— Start of Material for this task —
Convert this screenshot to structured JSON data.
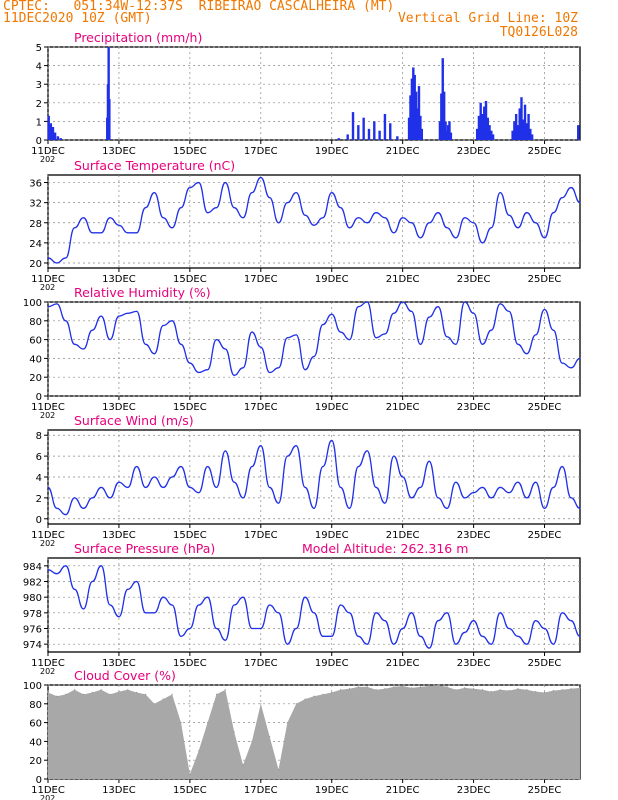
{
  "header": {
    "line1": "CPTEC:   051:34W-12:37S  RIBEIRAO CASCALHEIRA (MT)",
    "line2_left": "11DEC2020 10Z (GMT)",
    "line2_right": "Vertical Grid Line: 10Z",
    "line3_right": "TQ0126L028"
  },
  "colors": {
    "header": "#f07800",
    "title": "#e8007c",
    "series": "#2030e8",
    "cloud": "#a8a8a8",
    "grid": "#888888"
  },
  "x_axis": {
    "ticks": [
      "11DEC",
      "13DEC",
      "15DEC",
      "17DEC",
      "19DEC",
      "21DEC",
      "23DEC",
      "25DEC"
    ],
    "tick_days": [
      0,
      2,
      4,
      6,
      8,
      10,
      12,
      14
    ],
    "range_days": [
      0,
      15
    ],
    "clipped_year_label": "202"
  },
  "chart_data": [
    {
      "id": "precip",
      "type": "bar",
      "title": "Precipitation (mm/h)",
      "ylim": [
        0,
        5
      ],
      "yticks": [
        "0",
        "1",
        "2",
        "3",
        "4",
        "5"
      ],
      "x": [
        0.02,
        0.08,
        0.14,
        0.2,
        0.28,
        0.36,
        1.67,
        1.69,
        1.71,
        1.73,
        8.2,
        8.45,
        8.6,
        8.75,
        8.9,
        9.05,
        9.2,
        9.35,
        9.5,
        9.65,
        9.85,
        10.18,
        10.22,
        10.26,
        10.3,
        10.34,
        10.38,
        10.42,
        10.46,
        10.5,
        10.54,
        11.05,
        11.09,
        11.13,
        11.17,
        11.21,
        11.24,
        11.28,
        11.32,
        11.36,
        12.1,
        12.15,
        12.2,
        12.25,
        12.3,
        12.35,
        12.4,
        12.45,
        12.5,
        12.55,
        13.1,
        13.15,
        13.2,
        13.25,
        13.3,
        13.35,
        13.4,
        13.45,
        13.5,
        13.55,
        13.6,
        13.65,
        14.95
      ],
      "values": [
        1.3,
        0.9,
        0.7,
        0.4,
        0.2,
        0.1,
        1.2,
        3.0,
        5.0,
        2.2,
        0.1,
        0.3,
        1.5,
        0.8,
        1.2,
        0.6,
        1.0,
        0.5,
        1.4,
        0.9,
        0.2,
        1.2,
        2.4,
        3.3,
        3.9,
        3.5,
        2.6,
        1.7,
        2.9,
        1.3,
        0.6,
        1.0,
        2.5,
        4.4,
        2.6,
        1.0,
        0.5,
        0.8,
        1.0,
        0.4,
        0.6,
        1.3,
        2.0,
        1.4,
        1.8,
        2.1,
        1.2,
        0.8,
        0.5,
        0.3,
        0.5,
        1.0,
        1.4,
        0.8,
        1.7,
        2.3,
        1.1,
        1.9,
        0.9,
        1.4,
        0.6,
        0.3,
        0.8
      ]
    },
    {
      "id": "temp",
      "type": "line",
      "title": "Surface Temperature (nC)",
      "ylim": [
        19,
        37.5
      ],
      "yticks": [
        "20",
        "24",
        "28",
        "32",
        "36"
      ],
      "x": [
        0,
        0.25,
        0.5,
        0.75,
        1.0,
        1.25,
        1.5,
        1.75,
        2.0,
        2.25,
        2.5,
        2.75,
        3.0,
        3.25,
        3.5,
        3.75,
        4.0,
        4.25,
        4.5,
        4.75,
        5.0,
        5.25,
        5.5,
        5.75,
        6.0,
        6.25,
        6.5,
        6.75,
        7.0,
        7.25,
        7.5,
        7.75,
        8.0,
        8.25,
        8.5,
        8.75,
        9.0,
        9.25,
        9.5,
        9.75,
        10.0,
        10.25,
        10.5,
        10.75,
        11.0,
        11.25,
        11.5,
        11.75,
        12.0,
        12.25,
        12.5,
        12.75,
        13.0,
        13.25,
        13.5,
        13.75,
        14.0,
        14.25,
        14.5,
        14.75,
        15.0
      ],
      "values": [
        21,
        20,
        21,
        27,
        29,
        26,
        26,
        29,
        27.5,
        26,
        26,
        31,
        34,
        29,
        27,
        31,
        35,
        36,
        30,
        31,
        36,
        31,
        29,
        34,
        37,
        33,
        28,
        32,
        34,
        29.5,
        27.5,
        29,
        34,
        31,
        27,
        29,
        28,
        30,
        29,
        26,
        29,
        28,
        25,
        28,
        30,
        27,
        25,
        29,
        28,
        24,
        27,
        34,
        29.5,
        27,
        30,
        28,
        25,
        30,
        33,
        35,
        32
      ]
    },
    {
      "id": "rh",
      "type": "line",
      "title": "Relative Humidity (%)",
      "ylim": [
        0,
        100
      ],
      "yticks": [
        "0",
        "20",
        "40",
        "60",
        "80",
        "100"
      ],
      "x": [
        0,
        0.25,
        0.5,
        0.75,
        1.0,
        1.25,
        1.5,
        1.75,
        2.0,
        2.25,
        2.5,
        2.75,
        3.0,
        3.25,
        3.5,
        3.75,
        4.0,
        4.25,
        4.5,
        4.75,
        5.0,
        5.25,
        5.5,
        5.75,
        6.0,
        6.25,
        6.5,
        6.75,
        7.0,
        7.25,
        7.5,
        7.75,
        8.0,
        8.25,
        8.5,
        8.75,
        9.0,
        9.25,
        9.5,
        9.75,
        10.0,
        10.25,
        10.5,
        10.75,
        11.0,
        11.25,
        11.5,
        11.75,
        12.0,
        12.25,
        12.5,
        12.75,
        13.0,
        13.25,
        13.5,
        13.75,
        14.0,
        14.25,
        14.5,
        14.75,
        15.0
      ],
      "values": [
        95,
        98,
        80,
        55,
        50,
        70,
        85,
        60,
        85,
        88,
        90,
        55,
        45,
        75,
        80,
        55,
        35,
        25,
        28,
        60,
        50,
        22,
        30,
        68,
        52,
        25,
        30,
        62,
        65,
        28,
        42,
        76,
        87,
        68,
        60,
        95,
        100,
        62,
        66,
        88,
        100,
        90,
        55,
        84,
        95,
        63,
        55,
        100,
        88,
        55,
        70,
        98,
        90,
        55,
        45,
        65,
        92,
        70,
        35,
        30,
        40
      ]
    },
    {
      "id": "wind",
      "type": "line",
      "title": "Surface Wind (m/s)",
      "ylim": [
        -0.5,
        8.5
      ],
      "yticks": [
        "0",
        "2",
        "4",
        "6",
        "8"
      ],
      "x": [
        0,
        0.25,
        0.5,
        0.75,
        1.0,
        1.25,
        1.5,
        1.75,
        2.0,
        2.25,
        2.5,
        2.75,
        3.0,
        3.25,
        3.5,
        3.75,
        4.0,
        4.25,
        4.5,
        4.75,
        5.0,
        5.25,
        5.5,
        5.75,
        6.0,
        6.25,
        6.5,
        6.75,
        7.0,
        7.25,
        7.5,
        7.75,
        8.0,
        8.25,
        8.5,
        8.75,
        9.0,
        9.25,
        9.5,
        9.75,
        10.0,
        10.25,
        10.5,
        10.75,
        11.0,
        11.25,
        11.5,
        11.75,
        12.0,
        12.25,
        12.5,
        12.75,
        13.0,
        13.25,
        13.5,
        13.75,
        14.0,
        14.25,
        14.5,
        14.75,
        15.0
      ],
      "values": [
        3,
        1,
        0.4,
        2,
        1,
        2,
        3,
        2,
        3.5,
        3,
        5,
        3,
        4,
        3,
        4,
        5,
        3,
        2.5,
        5,
        3,
        6.5,
        3.5,
        2,
        5,
        7,
        3,
        1.5,
        6,
        7,
        3,
        1,
        5,
        7.5,
        3,
        1,
        5,
        6.5,
        3,
        1.5,
        6,
        4,
        2,
        3,
        5.5,
        2,
        1,
        3.5,
        2,
        2.5,
        3,
        2,
        3,
        2.5,
        3.5,
        2,
        3.5,
        1,
        3,
        5,
        2,
        1
      ]
    },
    {
      "id": "pressure",
      "type": "line",
      "title": "Surface Pressure (hPa)",
      "annotation": "Model Altitude: 262.316 m",
      "ylim": [
        973,
        985
      ],
      "yticks": [
        "974",
        "976",
        "978",
        "980",
        "982",
        "984"
      ],
      "x": [
        0,
        0.25,
        0.5,
        0.75,
        1.0,
        1.25,
        1.5,
        1.75,
        2.0,
        2.25,
        2.5,
        2.75,
        3.0,
        3.25,
        3.5,
        3.75,
        4.0,
        4.25,
        4.5,
        4.75,
        5.0,
        5.25,
        5.5,
        5.75,
        6.0,
        6.25,
        6.5,
        6.75,
        7.0,
        7.25,
        7.5,
        7.75,
        8.0,
        8.25,
        8.5,
        8.75,
        9.0,
        9.25,
        9.5,
        9.75,
        10.0,
        10.25,
        10.5,
        10.75,
        11.0,
        11.25,
        11.5,
        11.75,
        12.0,
        12.25,
        12.5,
        12.75,
        13.0,
        13.25,
        13.5,
        13.75,
        14.0,
        14.25,
        14.5,
        14.75,
        15.0
      ],
      "values": [
        983.5,
        983,
        984,
        981,
        978.5,
        982,
        984,
        979,
        977.5,
        981,
        982,
        978,
        978,
        980,
        979,
        975,
        976,
        979,
        980,
        976,
        974.5,
        979,
        980,
        976,
        976,
        979,
        978,
        974,
        976,
        980,
        978,
        975,
        975,
        979,
        978,
        975,
        974,
        978,
        977,
        974,
        976,
        978,
        975,
        973.5,
        977,
        978,
        974,
        975.5,
        977,
        975,
        974,
        978,
        976,
        975,
        974,
        977,
        976,
        974,
        978,
        977,
        975
      ]
    },
    {
      "id": "cloud",
      "type": "area",
      "title": "Cloud Cover (%)",
      "ylim": [
        0,
        100
      ],
      "yticks": [
        "0",
        "20",
        "40",
        "60",
        "80",
        "100"
      ],
      "x": [
        0,
        0.25,
        0.5,
        0.75,
        1.0,
        1.25,
        1.5,
        1.75,
        2.0,
        2.25,
        2.5,
        2.75,
        3.0,
        3.25,
        3.5,
        3.75,
        4.0,
        4.25,
        4.5,
        4.75,
        5.0,
        5.25,
        5.5,
        5.75,
        6.0,
        6.25,
        6.5,
        6.75,
        7.0,
        7.25,
        7.5,
        7.75,
        8.0,
        8.25,
        8.5,
        8.75,
        9.0,
        9.25,
        9.5,
        9.75,
        10.0,
        10.25,
        10.5,
        10.75,
        11.0,
        11.25,
        11.5,
        11.75,
        12.0,
        12.25,
        12.5,
        12.75,
        13.0,
        13.25,
        13.5,
        13.75,
        14.0,
        14.25,
        14.5,
        14.75,
        15.0
      ],
      "values": [
        92,
        88,
        90,
        95,
        90,
        92,
        95,
        90,
        93,
        95,
        92,
        90,
        80,
        85,
        90,
        60,
        5,
        30,
        60,
        90,
        95,
        50,
        15,
        40,
        80,
        45,
        10,
        60,
        80,
        85,
        88,
        90,
        92,
        95,
        96,
        98,
        98,
        95,
        96,
        98,
        99,
        97,
        98,
        99,
        100,
        98,
        95,
        97,
        96,
        95,
        93,
        95,
        94,
        96,
        95,
        93,
        92,
        94,
        95,
        96,
        97
      ]
    }
  ]
}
— End of Material for this task —
__Instructions to follow__: Copy out all lines that carry the word "Surface".

__Final result__:
      "title": "Surface Temperature (nC)",
      "title": "Surface Wind (m/s)",
      "title": "Surface Pressure (hPa)",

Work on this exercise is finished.